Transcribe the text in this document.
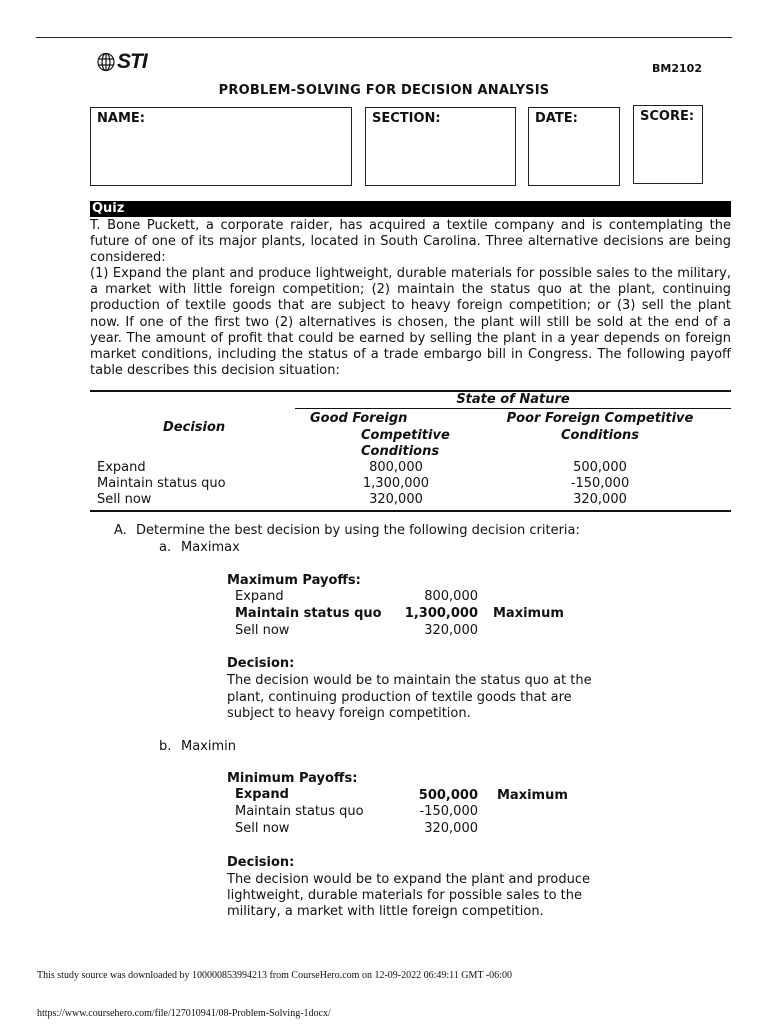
STI	BM2102
PROBLEM-SOLVING FOR DECISION ANALYSIS
NAME:	SECTION:	DATE:	SCORE:
Quiz
T. Bone Puckett, a corporate raider, has acquired a textile company and is contemplating the future of one of its major plants, located in South Carolina. Three alternative decisions are being considered:
(1) Expand the plant and produce lightweight, durable materials for possible sales to the military, a market with little foreign competition; (2) maintain the status quo at the plant, continuing production of textile goods that are subject to heavy foreign competition; or (3) sell the plant now. If one of the first two (2) alternatives is chosen, the plant will still be sold at the end of a year. The amount of profit that could be earned by selling the plant in a year depends on foreign market conditions, including the status of a trade embargo bill in Congress. The following payoff table describes this decision situation:
State of Nature
Decision
Good Foreign
Competitive
Conditions
Poor Foreign Competitive
Conditions
Expand	800,000	500,000
Maintain status quo	1,300,000	-150,000
Sell now	320,000	320,000
A. Determine the best decision by using the following decision criteria:
a. Maximax
Maximum Payoffs:
Expand	800,000
Maintain status quo	1,300,000 Maximum
Sell now	320,000
Decision:
The decision would be to maintain the status quo at the
plant, continuing production of textile goods that are
subject to heavy foreign competition.
b. Maximin
Minimum Payoffs:
Expand	500,000 Maximum
Maintain status quo	-150,000
Sell now	320,000
Decision:
The decision would be to expand the plant and produce
lightweight, durable materials for possible sales to the
military, a market with little foreign competition.
This study source was downloaded by 100000853994213 from CourseHero.com on 12-09-2022 06:49:11 GMT -06:00
https://www.coursehero.com/file/127010941/08-Problem-Solving-1docx/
———
EXERCISE INSTRUCTIONS:
In the listing above, find each line with the word "would" and copy it.

CORRECT RESPONSE:
The decision would be to maintain the status quo at the
The decision would be to expand the plant and produce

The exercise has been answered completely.